EXERCISE REQUIREMENTS:
Using the data below, gather each line that includes the word "shield".

Dataset items:

________

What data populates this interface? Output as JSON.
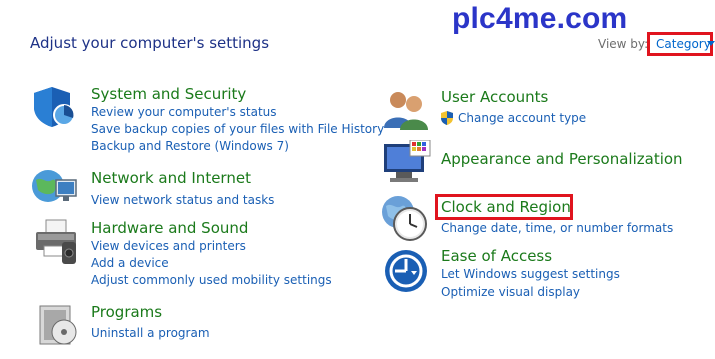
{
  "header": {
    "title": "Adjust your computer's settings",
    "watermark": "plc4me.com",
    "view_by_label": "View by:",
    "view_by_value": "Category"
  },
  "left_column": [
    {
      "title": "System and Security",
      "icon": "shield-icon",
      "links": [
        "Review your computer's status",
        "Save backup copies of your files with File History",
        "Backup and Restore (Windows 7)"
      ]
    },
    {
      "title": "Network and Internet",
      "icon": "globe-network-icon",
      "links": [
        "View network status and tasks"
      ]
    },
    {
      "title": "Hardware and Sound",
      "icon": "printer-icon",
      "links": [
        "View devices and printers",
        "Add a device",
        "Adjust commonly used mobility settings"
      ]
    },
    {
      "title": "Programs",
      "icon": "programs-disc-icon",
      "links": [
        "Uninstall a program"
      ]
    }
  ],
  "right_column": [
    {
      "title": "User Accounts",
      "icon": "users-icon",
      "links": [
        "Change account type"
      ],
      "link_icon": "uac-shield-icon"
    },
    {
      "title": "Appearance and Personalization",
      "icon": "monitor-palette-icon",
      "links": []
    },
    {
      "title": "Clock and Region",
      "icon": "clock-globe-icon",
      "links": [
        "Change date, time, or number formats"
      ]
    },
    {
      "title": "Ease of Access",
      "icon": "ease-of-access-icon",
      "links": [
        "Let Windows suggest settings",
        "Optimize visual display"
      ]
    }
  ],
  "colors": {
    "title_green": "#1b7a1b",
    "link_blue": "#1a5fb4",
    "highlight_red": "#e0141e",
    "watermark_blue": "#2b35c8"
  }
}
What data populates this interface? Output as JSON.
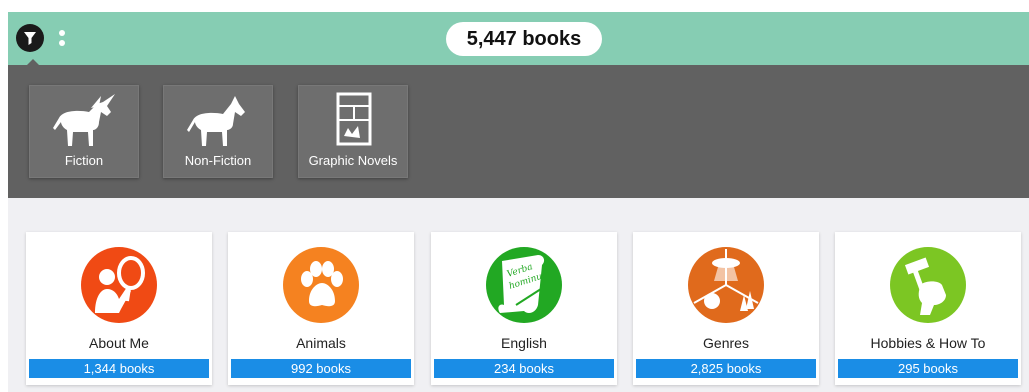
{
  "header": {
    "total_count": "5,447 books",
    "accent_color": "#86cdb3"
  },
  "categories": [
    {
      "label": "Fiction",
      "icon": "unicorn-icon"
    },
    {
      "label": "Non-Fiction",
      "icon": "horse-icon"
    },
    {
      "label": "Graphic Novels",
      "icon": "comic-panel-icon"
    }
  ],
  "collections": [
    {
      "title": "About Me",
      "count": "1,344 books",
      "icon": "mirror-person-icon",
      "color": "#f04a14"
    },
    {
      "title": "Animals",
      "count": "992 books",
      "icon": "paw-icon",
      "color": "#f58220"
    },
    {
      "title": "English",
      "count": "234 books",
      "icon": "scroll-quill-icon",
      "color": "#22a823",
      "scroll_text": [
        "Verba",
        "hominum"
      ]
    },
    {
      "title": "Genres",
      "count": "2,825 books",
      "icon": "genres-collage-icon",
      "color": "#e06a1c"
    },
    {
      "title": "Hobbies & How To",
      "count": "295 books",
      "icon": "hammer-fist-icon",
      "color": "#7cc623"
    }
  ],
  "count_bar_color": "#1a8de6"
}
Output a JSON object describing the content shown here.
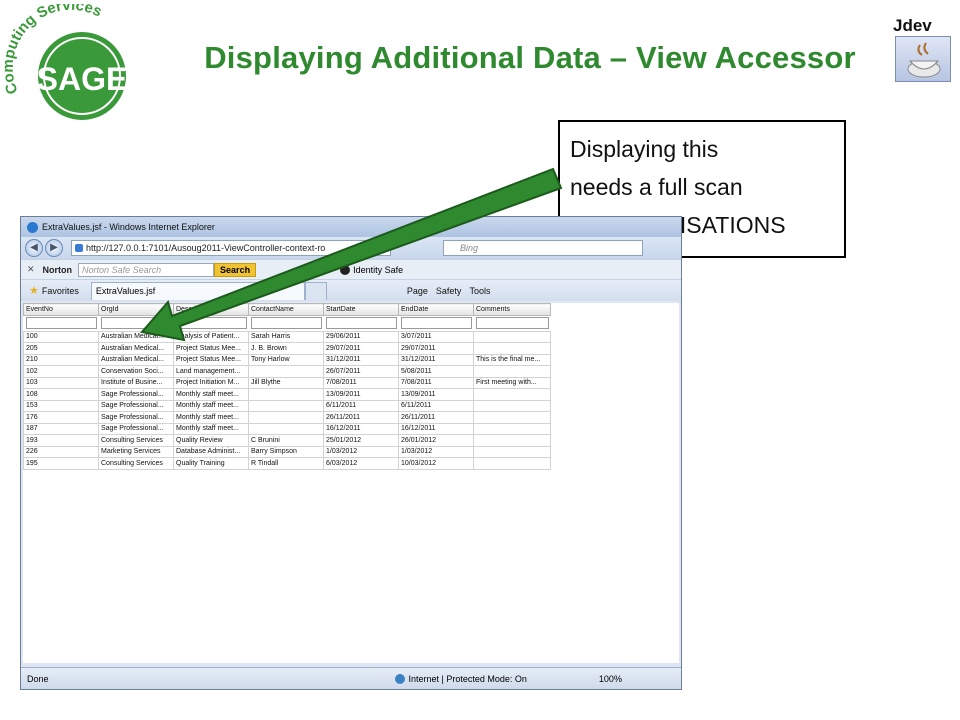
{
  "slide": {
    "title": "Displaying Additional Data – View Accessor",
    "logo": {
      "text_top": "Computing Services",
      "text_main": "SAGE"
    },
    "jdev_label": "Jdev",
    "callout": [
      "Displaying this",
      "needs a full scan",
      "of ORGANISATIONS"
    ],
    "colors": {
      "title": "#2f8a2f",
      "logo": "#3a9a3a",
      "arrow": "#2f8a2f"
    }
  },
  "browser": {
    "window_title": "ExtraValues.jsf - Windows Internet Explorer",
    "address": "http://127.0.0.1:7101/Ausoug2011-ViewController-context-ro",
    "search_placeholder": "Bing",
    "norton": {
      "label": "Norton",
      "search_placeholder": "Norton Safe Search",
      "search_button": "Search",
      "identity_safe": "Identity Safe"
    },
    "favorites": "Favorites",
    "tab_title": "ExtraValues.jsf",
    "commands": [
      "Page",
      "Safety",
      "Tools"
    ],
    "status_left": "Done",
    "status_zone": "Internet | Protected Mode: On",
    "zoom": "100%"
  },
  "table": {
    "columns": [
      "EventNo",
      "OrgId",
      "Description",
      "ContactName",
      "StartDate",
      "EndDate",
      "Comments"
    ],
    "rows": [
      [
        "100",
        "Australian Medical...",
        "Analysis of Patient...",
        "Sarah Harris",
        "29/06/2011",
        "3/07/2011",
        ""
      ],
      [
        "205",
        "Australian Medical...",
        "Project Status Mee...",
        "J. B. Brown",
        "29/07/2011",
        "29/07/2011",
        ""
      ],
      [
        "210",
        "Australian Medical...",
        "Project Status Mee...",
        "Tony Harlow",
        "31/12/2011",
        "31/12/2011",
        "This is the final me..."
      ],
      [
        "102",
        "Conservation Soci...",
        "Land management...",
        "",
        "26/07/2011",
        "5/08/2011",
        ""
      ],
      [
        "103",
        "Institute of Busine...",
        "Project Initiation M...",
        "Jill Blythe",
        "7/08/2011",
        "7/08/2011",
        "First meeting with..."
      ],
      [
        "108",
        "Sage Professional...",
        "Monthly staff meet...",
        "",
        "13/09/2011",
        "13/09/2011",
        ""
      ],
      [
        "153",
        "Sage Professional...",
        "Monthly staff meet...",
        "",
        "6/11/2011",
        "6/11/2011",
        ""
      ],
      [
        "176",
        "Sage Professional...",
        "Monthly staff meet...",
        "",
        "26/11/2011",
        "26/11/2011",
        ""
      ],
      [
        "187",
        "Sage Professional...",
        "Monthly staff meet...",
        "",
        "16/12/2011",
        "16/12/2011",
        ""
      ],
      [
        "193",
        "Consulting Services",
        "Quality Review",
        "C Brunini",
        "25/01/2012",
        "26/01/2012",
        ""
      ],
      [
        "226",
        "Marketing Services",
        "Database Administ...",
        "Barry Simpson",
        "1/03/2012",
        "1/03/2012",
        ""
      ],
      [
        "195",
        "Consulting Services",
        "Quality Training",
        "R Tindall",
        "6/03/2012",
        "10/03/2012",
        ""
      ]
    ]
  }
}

________

COMPLETE OUTPUT:
      "icon": "shield-icon",
      "link_icon": "uac-shield-icon"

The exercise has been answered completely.